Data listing
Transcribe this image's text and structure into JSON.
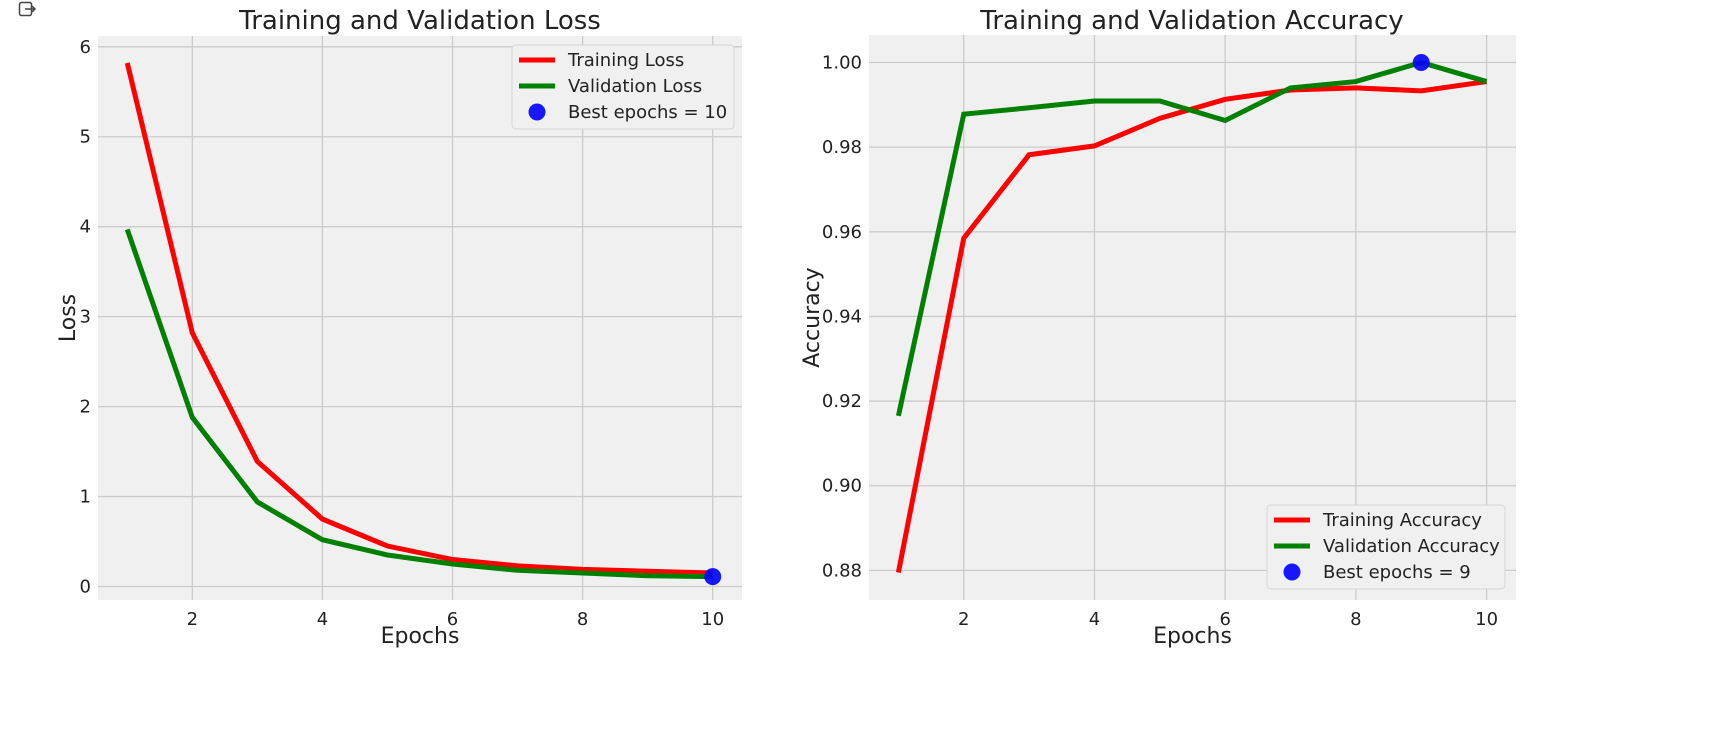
{
  "toolbar": {
    "icon": "output-expand-icon"
  },
  "colors": {
    "training": "#ff0000",
    "validation": "#008000",
    "best": "#0000ff",
    "plot_bg": "#f0f0f0",
    "grid": "#cbcbcb",
    "text": "#222222"
  },
  "chart_data": [
    {
      "type": "line",
      "title": "Training and Validation Loss",
      "xlabel": "Epochs",
      "ylabel": "Loss",
      "x": [
        1,
        2,
        3,
        4,
        5,
        6,
        7,
        8,
        9,
        10
      ],
      "xlim": [
        0.55,
        10.45
      ],
      "ylim": [
        -0.15,
        6.12
      ],
      "xticks": [
        2,
        4,
        6,
        8,
        10
      ],
      "yticks": [
        0,
        1,
        2,
        3,
        4,
        5,
        6
      ],
      "grid": true,
      "legend_position": "top-right",
      "series": [
        {
          "name": "Training Loss",
          "color": "#ff0000",
          "values": [
            5.82,
            2.82,
            1.39,
            0.75,
            0.45,
            0.3,
            0.23,
            0.19,
            0.17,
            0.15
          ]
        },
        {
          "name": "Validation Loss",
          "color": "#008000",
          "values": [
            3.97,
            1.88,
            0.94,
            0.52,
            0.35,
            0.25,
            0.18,
            0.15,
            0.12,
            0.11
          ]
        }
      ],
      "best": {
        "label": "Best epochs = 10",
        "x": 10,
        "y": 0.11
      }
    },
    {
      "type": "line",
      "title": "Training and Validation Accuracy",
      "xlabel": "Epochs",
      "ylabel": "Accuracy",
      "x": [
        1,
        2,
        3,
        4,
        5,
        6,
        7,
        8,
        9,
        10
      ],
      "xlim": [
        0.55,
        10.45
      ],
      "ylim": [
        0.873,
        1.0065
      ],
      "xticks": [
        2,
        4,
        6,
        8,
        10
      ],
      "yticks": [
        0.88,
        0.9,
        0.92,
        0.94,
        0.96,
        0.98,
        1.0
      ],
      "ytick_labels": [
        "0.88",
        "0.90",
        "0.92",
        "0.94",
        "0.96",
        "0.98",
        "1.00"
      ],
      "grid": true,
      "legend_position": "bottom-right",
      "series": [
        {
          "name": "Training Accuracy",
          "color": "#ff0000",
          "values": [
            0.8795,
            0.9585,
            0.9782,
            0.9803,
            0.9868,
            0.9913,
            0.9935,
            0.994,
            0.9933,
            0.9955
          ]
        },
        {
          "name": "Validation Accuracy",
          "color": "#008000",
          "values": [
            0.9165,
            0.9878,
            0.9893,
            0.9909,
            0.9909,
            0.9863,
            0.994,
            0.9955,
            1.0,
            0.9955
          ]
        }
      ],
      "best": {
        "label": "Best epochs = 9",
        "x": 9,
        "y": 1.0
      }
    }
  ]
}
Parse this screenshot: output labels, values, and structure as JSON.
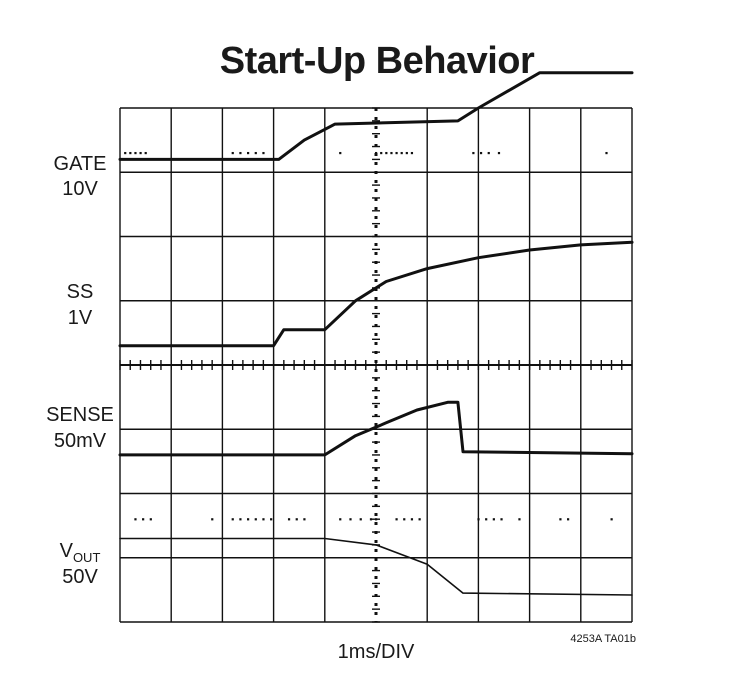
{
  "chart_data": {
    "type": "line",
    "title": "Start-Up Behavior",
    "xlabel": "1ms/DIV",
    "figure_ref": "4253A TA01b",
    "x_unit": "ms",
    "xlim": [
      0,
      10
    ],
    "divisions": {
      "x": 10,
      "y": 8
    },
    "grid": true,
    "channels": [
      {
        "label": "GATE",
        "label_sub": "",
        "scale": "10V"
      },
      {
        "label": "SS",
        "label_sub": "",
        "scale": "1V"
      },
      {
        "label": "SENSE",
        "label_sub": "",
        "scale": "50mV"
      },
      {
        "label": "V",
        "label_sub": "OUT",
        "scale": "50V"
      }
    ],
    "series": [
      {
        "x": [
          0,
          3.1,
          3.6,
          4.2,
          6.6,
          7.0,
          8.2,
          10
        ],
        "y": [
          7.2,
          7.2,
          7.5,
          7.75,
          7.8,
          8.0,
          8.55,
          8.55
        ]
      },
      {
        "x": [
          0,
          3.0,
          3.2,
          4.0,
          4.6,
          5.2,
          6.0,
          7.0,
          8.0,
          9.0,
          10
        ],
        "y": [
          4.3,
          4.3,
          4.55,
          4.55,
          5.0,
          5.3,
          5.5,
          5.67,
          5.79,
          5.87,
          5.91
        ]
      },
      {
        "x": [
          0,
          4.0,
          4.6,
          5.2,
          5.8,
          6.4,
          6.6,
          6.7,
          10
        ],
        "y": [
          2.6,
          2.6,
          2.9,
          3.1,
          3.3,
          3.42,
          3.42,
          2.65,
          2.62
        ]
      },
      {
        "x": [
          0,
          4.0,
          5.0,
          6.0,
          6.7,
          10
        ],
        "y": [
          1.3,
          1.3,
          1.2,
          0.9,
          0.45,
          0.42
        ]
      }
    ],
    "dotted_levels": [
      {
        "y": 7.3,
        "x": [
          0.1,
          0.2,
          0.3,
          0.4,
          0.5,
          2.2,
          2.35,
          2.5,
          2.65,
          2.8,
          4.3,
          5.0,
          5.1,
          5.2,
          5.3,
          5.4,
          5.5,
          5.6,
          5.7,
          6.9,
          7.05,
          7.2,
          7.4,
          9.5
        ]
      },
      {
        "y": 1.6,
        "x": [
          0.3,
          0.45,
          0.6,
          1.8,
          2.2,
          2.35,
          2.5,
          2.65,
          2.8,
          2.95,
          3.3,
          3.45,
          3.6,
          4.3,
          4.5,
          4.7,
          4.9,
          5.0,
          5.4,
          5.55,
          5.7,
          5.85,
          7.0,
          7.15,
          7.3,
          7.45,
          7.8,
          8.6,
          8.75,
          9.6
        ]
      }
    ]
  }
}
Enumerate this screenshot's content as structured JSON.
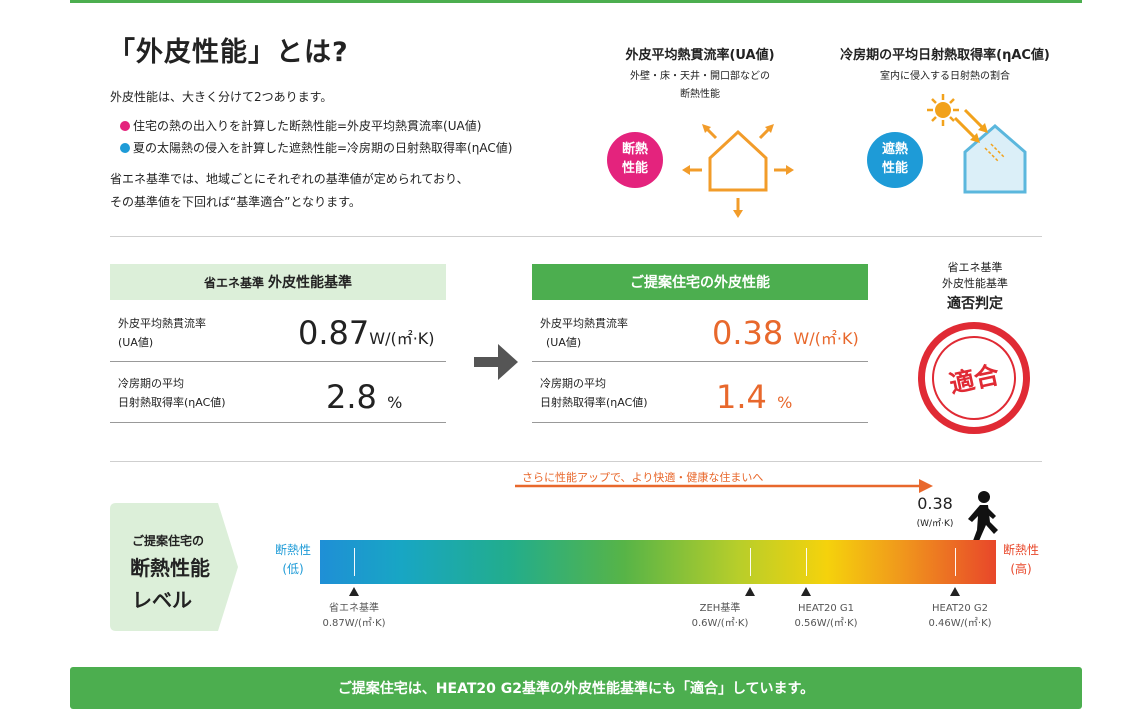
{
  "intro": {
    "title": "「外皮性能」とは?",
    "line1": "外皮性能は、大きく分けて2つあります。",
    "bullet1": "住宅の熱の出入りを計算した断熱性能=外皮平均熱貫流率(UA値)",
    "bullet2": "夏の太陽熱の侵入を計算した遮熱性能=冷房期の日射熱取得率(ηAC値)",
    "line2": "省エネ基準では、地域ごとにそれぞれの基準値が定められており、",
    "line3": "その基準値を下回れば“基準適合”となります。",
    "colors": {
      "magenta": "#e4237d",
      "blue": "#1e9bd7",
      "green": "#4cae4f",
      "orange": "#e8682c"
    }
  },
  "diagrams": {
    "ua": {
      "title": "外皮平均熱貫流率(UA値)",
      "sub1": "外壁・床・天井・開口部などの",
      "sub2": "断熱性能",
      "badge1": "断熱",
      "badge2": "性能"
    },
    "eta": {
      "title": "冷房期の平均日射熱取得率(ηAC値)",
      "sub1": "室内に侵入する日射熱の割合",
      "badge1": "遮熱",
      "badge2": "性能"
    }
  },
  "standard": {
    "header_small": "省エネ基準",
    "header_big": "外皮性能基準",
    "row1_label1": "外皮平均熱貫流率",
    "row1_label2": "(UA値)",
    "row1_value": "0.87",
    "row1_unit": "W/(㎡·K)",
    "row2_label1": "冷房期の平均",
    "row2_label2": "日射熱取得率(ηAC値)",
    "row2_value": "2.8",
    "row2_unit": "%"
  },
  "proposal": {
    "header": "ご提案住宅の外皮性能",
    "row1_label1": "外皮平均熱貫流率",
    "row1_label2": "(UA値)",
    "row1_value": "0.38",
    "row1_unit": "W/(㎡·K)",
    "row2_label1": "冷房期の平均",
    "row2_label2": "日射熱取得率(ηAC値)",
    "row2_value": "1.4",
    "row2_unit": "%"
  },
  "judgement": {
    "line1": "省エネ基準",
    "line2": "外皮性能基準",
    "line3": "適否判定",
    "stamp": "適合"
  },
  "level": {
    "panel1": "ご提案住宅の",
    "panel2": "断熱性能",
    "panel3": "レベル",
    "arrow_text": "さらに性能アップで、より快適・健康な住まいへ",
    "current_value": "0.38",
    "current_unit": "(W/㎡·K)",
    "left1": "断熱性",
    "left2": "(低)",
    "right1": "断熱性",
    "right2": "(高)",
    "markers": [
      {
        "name": "省エネ基準",
        "value": "0.87W/(㎡·K)"
      },
      {
        "name": "ZEH基準",
        "value": "0.6W/(㎡·K)"
      },
      {
        "name": "HEAT20 G1",
        "value": "0.56W/(㎡·K)"
      },
      {
        "name": "HEAT20 G2",
        "value": "0.46W/(㎡·K)"
      }
    ]
  },
  "footer": {
    "text": "ご提案住宅は、HEAT20 G2基準の外皮性能基準にも「適合」しています。"
  }
}
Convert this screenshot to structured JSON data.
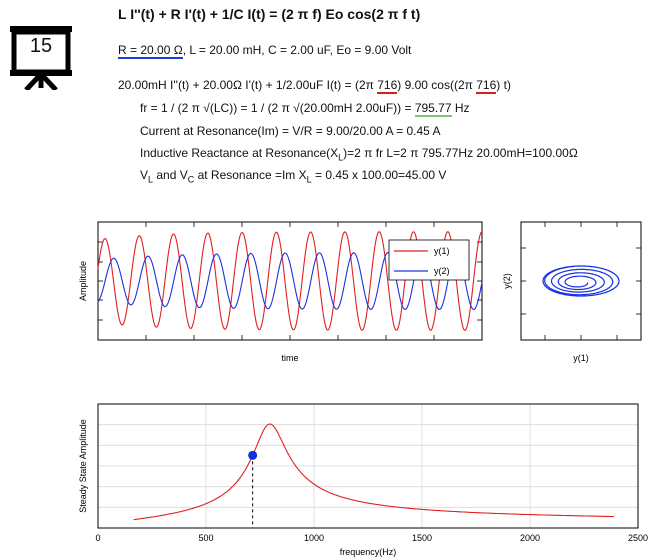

• Your objective: Work out the number of lines above that include the string "scale" and write only that number.

• Response to this exercise: 4